** start of Listed records **

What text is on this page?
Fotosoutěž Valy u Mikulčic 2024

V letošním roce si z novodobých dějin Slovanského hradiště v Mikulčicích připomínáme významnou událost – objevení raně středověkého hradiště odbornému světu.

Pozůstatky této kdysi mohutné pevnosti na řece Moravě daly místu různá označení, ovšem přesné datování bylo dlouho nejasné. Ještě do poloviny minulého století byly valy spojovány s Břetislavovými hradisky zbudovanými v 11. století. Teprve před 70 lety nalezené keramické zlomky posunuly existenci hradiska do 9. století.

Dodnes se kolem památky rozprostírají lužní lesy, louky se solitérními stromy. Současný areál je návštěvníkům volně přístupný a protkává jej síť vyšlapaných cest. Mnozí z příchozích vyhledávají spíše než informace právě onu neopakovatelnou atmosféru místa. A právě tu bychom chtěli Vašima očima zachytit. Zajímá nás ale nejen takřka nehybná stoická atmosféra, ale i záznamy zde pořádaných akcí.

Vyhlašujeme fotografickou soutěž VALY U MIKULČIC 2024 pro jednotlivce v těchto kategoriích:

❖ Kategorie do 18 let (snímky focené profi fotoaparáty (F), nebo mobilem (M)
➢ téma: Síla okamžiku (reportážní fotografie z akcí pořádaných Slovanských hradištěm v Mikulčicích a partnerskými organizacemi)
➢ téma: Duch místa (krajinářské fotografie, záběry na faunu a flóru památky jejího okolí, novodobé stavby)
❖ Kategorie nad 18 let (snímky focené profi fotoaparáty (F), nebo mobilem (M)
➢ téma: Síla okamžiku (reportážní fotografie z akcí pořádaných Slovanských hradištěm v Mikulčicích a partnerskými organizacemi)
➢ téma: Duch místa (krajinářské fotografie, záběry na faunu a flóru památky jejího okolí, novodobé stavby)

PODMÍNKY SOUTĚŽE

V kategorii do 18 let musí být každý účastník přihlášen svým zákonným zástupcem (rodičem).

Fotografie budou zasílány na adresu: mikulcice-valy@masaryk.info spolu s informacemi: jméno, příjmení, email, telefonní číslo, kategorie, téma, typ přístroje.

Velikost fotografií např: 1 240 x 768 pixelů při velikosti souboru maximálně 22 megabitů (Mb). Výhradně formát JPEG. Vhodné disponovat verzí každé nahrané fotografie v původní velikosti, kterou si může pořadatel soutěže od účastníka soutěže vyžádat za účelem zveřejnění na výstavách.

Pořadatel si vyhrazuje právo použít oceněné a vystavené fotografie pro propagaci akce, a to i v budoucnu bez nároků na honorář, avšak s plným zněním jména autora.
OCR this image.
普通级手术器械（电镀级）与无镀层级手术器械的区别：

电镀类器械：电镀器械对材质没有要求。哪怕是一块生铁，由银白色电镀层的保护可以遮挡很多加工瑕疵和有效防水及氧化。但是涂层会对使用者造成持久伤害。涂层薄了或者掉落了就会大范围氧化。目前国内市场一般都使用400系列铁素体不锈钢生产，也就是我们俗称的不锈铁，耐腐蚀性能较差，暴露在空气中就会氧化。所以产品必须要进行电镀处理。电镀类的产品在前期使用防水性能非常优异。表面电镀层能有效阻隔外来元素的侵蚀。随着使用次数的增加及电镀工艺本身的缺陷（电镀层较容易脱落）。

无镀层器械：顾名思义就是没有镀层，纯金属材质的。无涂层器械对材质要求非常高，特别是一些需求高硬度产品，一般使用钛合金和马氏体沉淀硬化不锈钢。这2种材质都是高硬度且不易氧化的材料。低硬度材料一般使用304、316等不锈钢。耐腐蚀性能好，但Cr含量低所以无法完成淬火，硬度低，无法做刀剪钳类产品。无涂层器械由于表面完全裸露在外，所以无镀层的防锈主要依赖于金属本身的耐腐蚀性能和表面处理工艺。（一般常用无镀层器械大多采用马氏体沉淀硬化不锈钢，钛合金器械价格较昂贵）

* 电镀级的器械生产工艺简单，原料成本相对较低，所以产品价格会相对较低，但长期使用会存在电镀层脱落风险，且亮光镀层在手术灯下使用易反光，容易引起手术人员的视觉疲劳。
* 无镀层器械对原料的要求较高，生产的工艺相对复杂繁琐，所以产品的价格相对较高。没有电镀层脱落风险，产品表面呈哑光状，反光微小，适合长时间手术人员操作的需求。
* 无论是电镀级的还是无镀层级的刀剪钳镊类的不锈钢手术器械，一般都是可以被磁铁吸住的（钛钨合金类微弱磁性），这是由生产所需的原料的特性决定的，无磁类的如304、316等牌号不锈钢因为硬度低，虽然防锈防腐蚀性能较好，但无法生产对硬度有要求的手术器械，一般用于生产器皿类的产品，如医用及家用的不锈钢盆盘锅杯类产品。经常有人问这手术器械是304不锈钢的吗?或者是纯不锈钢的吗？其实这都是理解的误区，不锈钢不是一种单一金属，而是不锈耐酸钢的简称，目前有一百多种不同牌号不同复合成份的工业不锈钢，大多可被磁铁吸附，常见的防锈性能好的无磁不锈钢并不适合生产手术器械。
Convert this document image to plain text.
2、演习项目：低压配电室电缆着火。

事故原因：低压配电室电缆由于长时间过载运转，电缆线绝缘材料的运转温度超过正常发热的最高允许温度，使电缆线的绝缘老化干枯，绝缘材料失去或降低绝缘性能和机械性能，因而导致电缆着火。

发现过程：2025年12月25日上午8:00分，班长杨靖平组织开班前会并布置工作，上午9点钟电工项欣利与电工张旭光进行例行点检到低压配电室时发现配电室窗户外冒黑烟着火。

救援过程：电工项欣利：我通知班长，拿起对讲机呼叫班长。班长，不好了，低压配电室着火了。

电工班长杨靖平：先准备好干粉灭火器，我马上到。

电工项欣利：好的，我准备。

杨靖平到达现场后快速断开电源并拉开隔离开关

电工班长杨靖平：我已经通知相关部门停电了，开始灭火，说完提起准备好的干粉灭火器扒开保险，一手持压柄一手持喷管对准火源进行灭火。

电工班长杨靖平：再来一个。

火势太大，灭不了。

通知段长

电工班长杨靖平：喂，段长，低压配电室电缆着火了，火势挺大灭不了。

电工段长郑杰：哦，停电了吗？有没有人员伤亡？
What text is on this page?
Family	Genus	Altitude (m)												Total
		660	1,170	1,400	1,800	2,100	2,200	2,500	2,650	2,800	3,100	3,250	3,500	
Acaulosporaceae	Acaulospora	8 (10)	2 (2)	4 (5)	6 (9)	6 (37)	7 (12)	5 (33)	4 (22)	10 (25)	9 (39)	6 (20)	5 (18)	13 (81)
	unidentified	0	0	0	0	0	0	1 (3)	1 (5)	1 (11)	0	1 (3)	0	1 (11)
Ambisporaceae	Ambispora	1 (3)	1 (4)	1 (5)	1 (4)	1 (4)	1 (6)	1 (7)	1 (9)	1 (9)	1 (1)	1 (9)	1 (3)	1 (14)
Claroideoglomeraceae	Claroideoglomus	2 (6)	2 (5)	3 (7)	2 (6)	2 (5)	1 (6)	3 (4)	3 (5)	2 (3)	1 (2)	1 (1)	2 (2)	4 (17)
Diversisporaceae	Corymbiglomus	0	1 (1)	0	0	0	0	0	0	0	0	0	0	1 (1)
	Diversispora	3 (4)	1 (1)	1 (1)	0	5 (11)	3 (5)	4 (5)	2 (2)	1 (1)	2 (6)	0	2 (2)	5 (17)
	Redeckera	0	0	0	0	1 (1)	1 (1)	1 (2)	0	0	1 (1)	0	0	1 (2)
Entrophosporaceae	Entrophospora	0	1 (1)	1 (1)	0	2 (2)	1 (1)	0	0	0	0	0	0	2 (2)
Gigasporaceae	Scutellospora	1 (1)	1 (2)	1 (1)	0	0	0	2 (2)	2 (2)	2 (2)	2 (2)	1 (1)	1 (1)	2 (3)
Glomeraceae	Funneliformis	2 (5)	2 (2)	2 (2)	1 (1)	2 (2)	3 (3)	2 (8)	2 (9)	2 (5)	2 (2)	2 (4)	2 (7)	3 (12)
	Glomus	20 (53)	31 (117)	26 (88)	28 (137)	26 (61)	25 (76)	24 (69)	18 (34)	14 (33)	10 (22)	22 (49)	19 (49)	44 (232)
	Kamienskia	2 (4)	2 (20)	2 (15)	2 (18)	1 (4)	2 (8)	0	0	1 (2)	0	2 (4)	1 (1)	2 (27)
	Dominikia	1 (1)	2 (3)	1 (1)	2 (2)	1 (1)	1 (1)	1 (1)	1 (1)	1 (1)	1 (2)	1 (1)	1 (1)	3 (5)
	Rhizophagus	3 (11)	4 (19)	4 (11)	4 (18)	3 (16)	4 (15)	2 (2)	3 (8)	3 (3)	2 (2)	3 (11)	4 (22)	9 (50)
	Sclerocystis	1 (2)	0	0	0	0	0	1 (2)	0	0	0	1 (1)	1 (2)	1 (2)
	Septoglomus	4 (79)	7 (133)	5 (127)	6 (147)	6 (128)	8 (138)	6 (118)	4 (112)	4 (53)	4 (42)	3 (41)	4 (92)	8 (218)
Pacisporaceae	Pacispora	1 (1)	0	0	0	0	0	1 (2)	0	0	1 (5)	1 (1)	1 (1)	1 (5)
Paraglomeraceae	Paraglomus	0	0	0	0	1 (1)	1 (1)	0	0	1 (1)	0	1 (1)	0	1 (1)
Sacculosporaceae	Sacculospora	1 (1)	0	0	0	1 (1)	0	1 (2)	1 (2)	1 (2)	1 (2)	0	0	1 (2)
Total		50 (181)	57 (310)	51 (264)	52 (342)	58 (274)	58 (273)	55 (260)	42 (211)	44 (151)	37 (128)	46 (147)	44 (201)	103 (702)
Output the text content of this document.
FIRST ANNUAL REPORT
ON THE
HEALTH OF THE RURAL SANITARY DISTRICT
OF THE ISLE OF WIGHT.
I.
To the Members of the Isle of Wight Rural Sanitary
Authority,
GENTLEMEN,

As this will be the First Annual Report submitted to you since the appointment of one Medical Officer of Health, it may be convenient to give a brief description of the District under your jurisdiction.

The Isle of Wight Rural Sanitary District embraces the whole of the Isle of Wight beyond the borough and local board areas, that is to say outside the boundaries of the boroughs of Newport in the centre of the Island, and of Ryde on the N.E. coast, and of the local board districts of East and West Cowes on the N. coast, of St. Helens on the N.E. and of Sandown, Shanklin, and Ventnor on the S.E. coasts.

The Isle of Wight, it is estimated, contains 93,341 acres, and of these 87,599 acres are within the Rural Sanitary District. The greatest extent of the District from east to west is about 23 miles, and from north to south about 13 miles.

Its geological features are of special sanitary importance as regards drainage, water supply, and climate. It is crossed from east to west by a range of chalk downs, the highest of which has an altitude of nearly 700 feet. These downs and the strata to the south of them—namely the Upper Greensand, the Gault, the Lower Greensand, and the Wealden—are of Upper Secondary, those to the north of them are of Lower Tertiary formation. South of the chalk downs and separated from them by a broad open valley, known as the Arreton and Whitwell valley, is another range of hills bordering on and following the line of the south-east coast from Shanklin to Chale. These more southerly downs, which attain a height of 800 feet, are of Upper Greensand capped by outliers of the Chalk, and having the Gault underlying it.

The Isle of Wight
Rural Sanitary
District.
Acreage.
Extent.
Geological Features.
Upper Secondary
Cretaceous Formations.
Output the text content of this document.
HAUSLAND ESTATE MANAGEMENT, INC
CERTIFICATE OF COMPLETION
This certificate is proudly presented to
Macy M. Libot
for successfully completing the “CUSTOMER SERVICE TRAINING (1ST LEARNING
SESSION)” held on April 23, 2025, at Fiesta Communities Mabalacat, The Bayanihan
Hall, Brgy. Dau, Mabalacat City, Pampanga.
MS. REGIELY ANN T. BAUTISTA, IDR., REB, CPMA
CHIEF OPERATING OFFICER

** end of Listed records **

• _Directive_:
List every line above that contains the word "focené".

• _Task response_:
❖ Kategorie do 18 let (snímky focené profi fotoaparáty (F), nebo mobilem (M)
❖ Kategorie nad 18 let (snímky focené profi fotoaparáty (F), nebo mobilem (M)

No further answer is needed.